_GIVEN INSTRUCTION_
Separate out the lines that hold "Maximum".

_DATA EXTRACT_
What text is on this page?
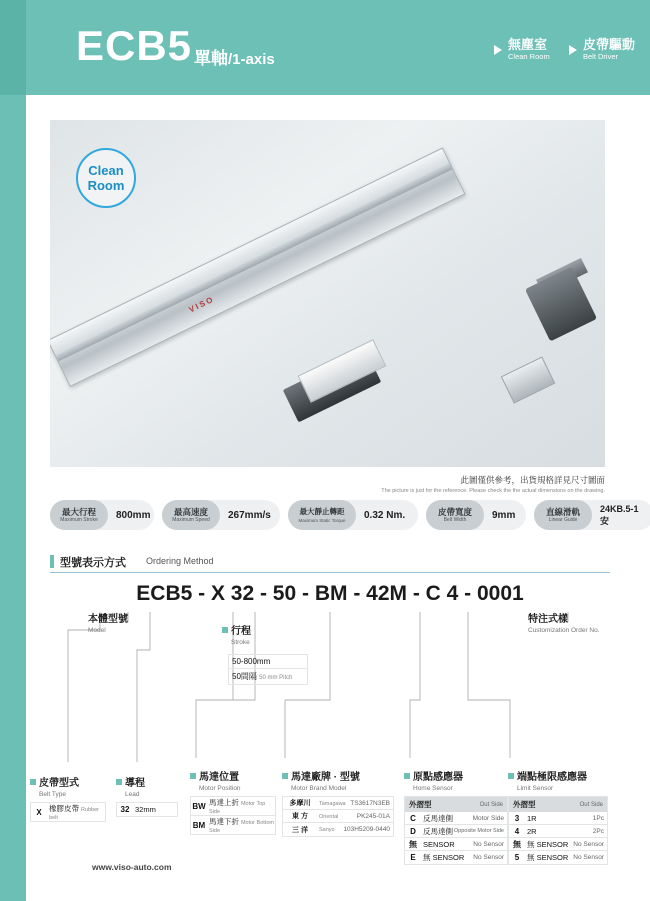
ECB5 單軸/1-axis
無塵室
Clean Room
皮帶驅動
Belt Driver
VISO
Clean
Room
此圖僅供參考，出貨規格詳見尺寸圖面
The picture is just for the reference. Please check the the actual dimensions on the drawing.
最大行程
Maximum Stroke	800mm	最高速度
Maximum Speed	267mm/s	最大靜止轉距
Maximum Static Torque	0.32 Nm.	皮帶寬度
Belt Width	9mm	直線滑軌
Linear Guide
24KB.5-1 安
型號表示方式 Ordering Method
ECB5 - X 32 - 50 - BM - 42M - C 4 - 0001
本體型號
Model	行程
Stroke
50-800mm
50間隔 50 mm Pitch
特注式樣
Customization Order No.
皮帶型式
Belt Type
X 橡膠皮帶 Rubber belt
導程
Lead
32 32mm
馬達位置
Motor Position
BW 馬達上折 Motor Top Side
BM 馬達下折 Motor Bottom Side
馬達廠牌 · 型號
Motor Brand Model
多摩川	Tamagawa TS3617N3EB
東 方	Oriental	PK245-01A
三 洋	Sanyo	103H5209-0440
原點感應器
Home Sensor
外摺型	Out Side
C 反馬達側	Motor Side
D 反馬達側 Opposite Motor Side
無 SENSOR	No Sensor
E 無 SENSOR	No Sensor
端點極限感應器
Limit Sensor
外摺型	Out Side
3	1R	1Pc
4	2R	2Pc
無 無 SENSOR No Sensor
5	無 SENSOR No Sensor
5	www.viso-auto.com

_SOLUTION_
Maximum Stroke	800mm	最高速度
Maximum Speed	267mm/s	最大靜止轉距
Maximum Static Torque	0.32 Nm.	皮帶寬度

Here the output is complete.